In full and without deviation, write out the entries that follow.

--- START OF DATA SUPPLIED ---

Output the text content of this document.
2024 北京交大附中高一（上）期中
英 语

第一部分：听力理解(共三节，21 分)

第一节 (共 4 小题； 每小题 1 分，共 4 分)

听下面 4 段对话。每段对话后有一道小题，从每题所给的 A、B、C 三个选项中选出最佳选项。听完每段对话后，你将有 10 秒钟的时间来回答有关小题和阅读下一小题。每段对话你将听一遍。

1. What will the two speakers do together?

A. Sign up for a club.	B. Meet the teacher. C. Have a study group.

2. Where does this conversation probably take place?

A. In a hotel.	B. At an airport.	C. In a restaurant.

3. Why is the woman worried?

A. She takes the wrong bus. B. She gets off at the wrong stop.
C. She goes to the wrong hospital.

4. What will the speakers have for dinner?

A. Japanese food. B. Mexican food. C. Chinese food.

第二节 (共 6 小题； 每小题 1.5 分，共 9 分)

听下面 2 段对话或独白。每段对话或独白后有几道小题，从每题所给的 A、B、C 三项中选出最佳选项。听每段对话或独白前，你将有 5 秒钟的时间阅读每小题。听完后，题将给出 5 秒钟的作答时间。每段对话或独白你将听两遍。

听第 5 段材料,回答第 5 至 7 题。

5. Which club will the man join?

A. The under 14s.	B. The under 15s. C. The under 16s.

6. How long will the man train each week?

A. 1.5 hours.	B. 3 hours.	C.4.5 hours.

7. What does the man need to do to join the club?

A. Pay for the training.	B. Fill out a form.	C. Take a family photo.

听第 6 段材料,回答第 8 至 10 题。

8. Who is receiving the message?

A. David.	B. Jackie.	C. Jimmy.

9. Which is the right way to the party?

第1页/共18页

--- END OF DATA SUPPLIED ---

EXERCISE OUTPUT -
Output the text content of this document.
2024 北京交大附中高一（上）期中
英 语

第一部分：听力理解(共三节，21 分)

第一节 (共 4 小题； 每小题 1 分，共 4 分)

听下面 4 段对话。每段对话后有一道小题，从每题所给的 A、B、C 三个选项中选出最佳选项。听完每段对话后，你将有 10 秒钟的时间来回答有关小题和阅读下一小题。每段对话你将听一遍。

1. What will the two speakers do together?

A. Sign up for a club.	B. Meet the teacher. C. Have a study group.

2. Where does this conversation probably take place?

A. In a hotel.	B. At an airport.	C. In a restaurant.

3. Why is the woman worried?

A. She takes the wrong bus. B. She gets off at the wrong stop.
C. She goes to the wrong hospital.

4. What will the speakers have for dinner?

A. Japanese food. B. Mexican food. C. Chinese food.

第二节 (共 6 小题； 每小题 1.5 分，共 9 分)

听下面 2 段对话或独白。每段对话或独白后有几道小题，从每题所给的 A、B、C 三项中选出最佳选项。听每段对话或独白前，你将有 5 秒钟的时间阅读每小题。听完后，题将给出 5 秒钟的作答时间。每段对话或独白你将听两遍。

听第 5 段材料,回答第 5 至 7 题。

5. Which club will the man join?

A. The under 14s.	B. The under 15s. C. The under 16s.

6. How long will the man train each week?

A. 1.5 hours.	B. 3 hours.	C.4.5 hours.

7. What does the man need to do to join the club?

A. Pay for the training.	B. Fill out a form.	C. Take a family photo.

听第 6 段材料,回答第 8 至 10 题。

8. Who is receiving the message?

A. David.	B. Jackie.	C. Jimmy.

9. Which is the right way to the party?

第1页/共18页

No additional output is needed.